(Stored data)
* * * * * * * * *
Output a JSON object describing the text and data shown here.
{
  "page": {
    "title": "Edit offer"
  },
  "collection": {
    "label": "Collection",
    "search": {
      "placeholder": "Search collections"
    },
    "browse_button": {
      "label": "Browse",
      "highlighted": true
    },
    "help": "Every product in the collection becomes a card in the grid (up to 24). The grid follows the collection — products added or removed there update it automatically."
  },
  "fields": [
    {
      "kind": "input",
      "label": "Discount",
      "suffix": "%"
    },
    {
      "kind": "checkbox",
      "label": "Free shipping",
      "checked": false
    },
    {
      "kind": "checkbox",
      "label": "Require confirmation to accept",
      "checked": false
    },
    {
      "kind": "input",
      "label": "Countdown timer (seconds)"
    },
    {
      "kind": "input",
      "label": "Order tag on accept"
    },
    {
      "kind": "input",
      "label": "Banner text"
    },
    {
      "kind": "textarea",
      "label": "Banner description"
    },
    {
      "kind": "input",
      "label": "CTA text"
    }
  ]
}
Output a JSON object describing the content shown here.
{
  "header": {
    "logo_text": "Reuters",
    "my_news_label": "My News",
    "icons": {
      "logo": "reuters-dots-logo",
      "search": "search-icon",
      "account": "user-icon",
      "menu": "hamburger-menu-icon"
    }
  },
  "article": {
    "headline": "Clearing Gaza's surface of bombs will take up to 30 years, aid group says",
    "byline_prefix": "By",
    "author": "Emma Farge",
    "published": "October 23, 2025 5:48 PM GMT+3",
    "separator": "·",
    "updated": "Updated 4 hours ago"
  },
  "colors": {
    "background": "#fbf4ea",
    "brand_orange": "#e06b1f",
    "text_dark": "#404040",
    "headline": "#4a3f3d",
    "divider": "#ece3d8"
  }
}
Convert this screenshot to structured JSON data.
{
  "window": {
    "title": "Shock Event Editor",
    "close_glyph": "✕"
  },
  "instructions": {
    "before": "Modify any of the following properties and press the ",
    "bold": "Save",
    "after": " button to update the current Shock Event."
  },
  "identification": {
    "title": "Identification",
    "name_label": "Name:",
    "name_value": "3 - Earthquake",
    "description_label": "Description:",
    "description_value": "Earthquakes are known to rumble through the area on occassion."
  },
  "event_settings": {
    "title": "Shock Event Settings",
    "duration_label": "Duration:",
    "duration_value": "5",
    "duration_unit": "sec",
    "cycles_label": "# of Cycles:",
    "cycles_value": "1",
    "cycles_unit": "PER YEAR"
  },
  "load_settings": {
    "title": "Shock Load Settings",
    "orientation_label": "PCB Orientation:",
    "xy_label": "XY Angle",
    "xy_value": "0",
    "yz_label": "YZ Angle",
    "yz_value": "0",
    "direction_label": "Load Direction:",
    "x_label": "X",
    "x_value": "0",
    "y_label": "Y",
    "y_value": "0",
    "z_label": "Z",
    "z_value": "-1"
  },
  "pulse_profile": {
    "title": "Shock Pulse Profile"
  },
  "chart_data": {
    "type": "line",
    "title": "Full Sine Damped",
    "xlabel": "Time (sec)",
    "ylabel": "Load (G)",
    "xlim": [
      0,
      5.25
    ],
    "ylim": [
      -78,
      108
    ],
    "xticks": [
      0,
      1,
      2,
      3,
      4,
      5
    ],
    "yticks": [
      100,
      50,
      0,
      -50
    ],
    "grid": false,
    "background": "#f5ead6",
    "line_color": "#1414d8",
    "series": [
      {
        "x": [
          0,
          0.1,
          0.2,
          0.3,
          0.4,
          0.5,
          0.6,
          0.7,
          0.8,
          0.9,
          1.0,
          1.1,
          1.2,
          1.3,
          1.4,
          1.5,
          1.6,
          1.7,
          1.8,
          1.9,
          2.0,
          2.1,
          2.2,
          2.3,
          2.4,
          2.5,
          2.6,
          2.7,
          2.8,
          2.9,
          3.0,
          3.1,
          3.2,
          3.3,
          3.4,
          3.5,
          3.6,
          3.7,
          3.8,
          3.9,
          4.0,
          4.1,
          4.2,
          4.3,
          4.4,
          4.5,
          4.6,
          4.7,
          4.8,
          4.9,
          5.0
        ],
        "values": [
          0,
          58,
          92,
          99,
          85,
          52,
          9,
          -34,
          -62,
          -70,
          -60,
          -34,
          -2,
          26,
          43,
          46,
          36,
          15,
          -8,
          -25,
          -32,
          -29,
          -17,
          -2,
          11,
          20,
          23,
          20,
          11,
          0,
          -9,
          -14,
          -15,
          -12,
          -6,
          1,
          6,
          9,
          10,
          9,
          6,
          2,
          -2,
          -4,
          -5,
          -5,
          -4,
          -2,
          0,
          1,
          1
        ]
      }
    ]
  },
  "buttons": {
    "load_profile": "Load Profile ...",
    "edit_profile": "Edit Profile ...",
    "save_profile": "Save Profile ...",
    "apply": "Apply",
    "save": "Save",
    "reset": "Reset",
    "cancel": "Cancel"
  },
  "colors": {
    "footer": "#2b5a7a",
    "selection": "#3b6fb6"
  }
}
* * * * * * * * *
Problem description:
Copy out the whole listing, exactly as written.

The answer:
Output a JSON object describing the text and data shown here.
{
  "page": {
    "title": "Edit offer"
  },
  "collection": {
    "label": "Collection",
    "search": {
      "placeholder": "Search collections"
    },
    "browse_button": {
      "label": "Browse",
      "highlighted": true
    },
    "help": "Every product in the collection becomes a card in the grid (up to 24). The grid follows the collection — products added or removed there update it automatically."
  },
  "fields": [
    {
      "kind": "input",
      "label": "Discount",
      "suffix": "%"
    },
    {
      "kind": "checkbox",
      "label": "Free shipping",
      "checked": false
    },
    {
      "kind": "checkbox",
      "label": "Require confirmation to accept",
      "checked": false
    },
    {
      "kind": "input",
      "label": "Countdown timer (seconds)"
    },
    {
      "kind": "input",
      "label": "Order tag on accept"
    },
    {
      "kind": "input",
      "label": "Banner text"
    },
    {
      "kind": "textarea",
      "label": "Banner description"
    },
    {
      "kind": "input",
      "label": "CTA text"
    }
  ]
}
Output a JSON object describing the content shown here.
{
  "header": {
    "logo_text": "Reuters",
    "my_news_label": "My News",
    "icons": {
      "logo": "reuters-dots-logo",
      "search": "search-icon",
      "account": "user-icon",
      "menu": "hamburger-menu-icon"
    }
  },
  "article": {
    "headline": "Clearing Gaza's surface of bombs will take up to 30 years, aid group says",
    "byline_prefix": "By",
    "author": "Emma Farge",
    "published": "October 23, 2025 5:48 PM GMT+3",
    "separator": "·",
    "updated": "Updated 4 hours ago"
  },
  "colors": {
    "background": "#fbf4ea",
    "brand_orange": "#e06b1f",
    "text_dark": "#404040",
    "headline": "#4a3f3d",
    "divider": "#ece3d8"
  }
}
Convert this screenshot to structured JSON data.
{
  "window": {
    "title": "Shock Event Editor",
    "close_glyph": "✕"
  },
  "instructions": {
    "before": "Modify any of the following properties and press the ",
    "bold": "Save",
    "after": " button to update the current Shock Event."
  },
  "identification": {
    "title": "Identification",
    "name_label": "Name:",
    "name_value": "3 - Earthquake",
    "description_label": "Description:",
    "description_value": "Earthquakes are known to rumble through the area on occassion."
  },
  "event_settings": {
    "title": "Shock Event Settings",
    "duration_label": "Duration:",
    "duration_value": "5",
    "duration_unit": "sec",
    "cycles_label": "# of Cycles:",
    "cycles_value": "1",
    "cycles_unit": "PER YEAR"
  },
  "load_settings": {
    "title": "Shock Load Settings",
    "orientation_label": "PCB Orientation:",
    "xy_label": "XY Angle",
    "xy_value": "0",
    "yz_label": "YZ Angle",
    "yz_value": "0",
    "direction_label": "Load Direction:",
    "x_label": "X",
    "x_value": "0",
    "y_label": "Y",
    "y_value": "0",
    "z_label": "Z",
    "z_value": "-1"
  },
  "pulse_profile": {
    "title": "Shock Pulse Profile"
  },
  "chart_data": {
    "type": "line",
    "title": "Full Sine Damped",
    "xlabel": "Time (sec)",
    "ylabel": "Load (G)",
    "xlim": [
      0,
      5.25
    ],
    "ylim": [
      -78,
      108
    ],
    "xticks": [
      0,
      1,
      2,
      3,
      4,
      5
    ],
    "yticks": [
      100,
      50,
      0,
      -50
    ],
    "grid": false,
    "background": "#f5ead6",
    "line_color": "#1414d8",
    "series": [
      {
        "x": [
          0,
          0.1,
          0.2,
          0.3,
          0.4,
          0.5,
          0.6,
          0.7,
          0.8,
          0.9,
          1.0,
          1.1,
          1.2,
          1.3,
          1.4,
          1.5,
          1.6,
          1.7,
          1.8,
          1.9,
          2.0,
          2.1,
          2.2,
          2.3,
          2.4,
          2.5,
          2.6,
          2.7,
          2.8,
          2.9,
          3.0,
          3.1,
          3.2,
          3.3,
          3.4,
          3.5,
          3.6,
          3.7,
          3.8,
          3.9,
          4.0,
          4.1,
          4.2,
          4.3,
          4.4,
          4.5,
          4.6,
          4.7,
          4.8,
          4.9,
          5.0
        ],
        "values": [
          0,
          58,
          92,
          99,
          85,
          52,
          9,
          -34,
          -62,
          -70,
          -60,
          -34,
          -2,
          26,
          43,
          46,
          36,
          15,
          -8,
          -25,
          -32,
          -29,
          -17,
          -2,
          11,
          20,
          23,
          20,
          11,
          0,
          -9,
          -14,
          -15,
          -12,
          -6,
          1,
          6,
          9,
          10,
          9,
          6,
          2,
          -2,
          -4,
          -5,
          -5,
          -4,
          -2,
          0,
          1,
          1
        ]
      }
    ]
  },
  "buttons": {
    "load_profile": "Load Profile ...",
    "edit_profile": "Edit Profile ...",
    "save_profile": "Save Profile ...",
    "apply": "Apply",
    "save": "Save",
    "reset": "Reset",
    "cancel": "Cancel"
  },
  "colors": {
    "footer": "#2b5a7a",
    "selection": "#3b6fb6"
  }
}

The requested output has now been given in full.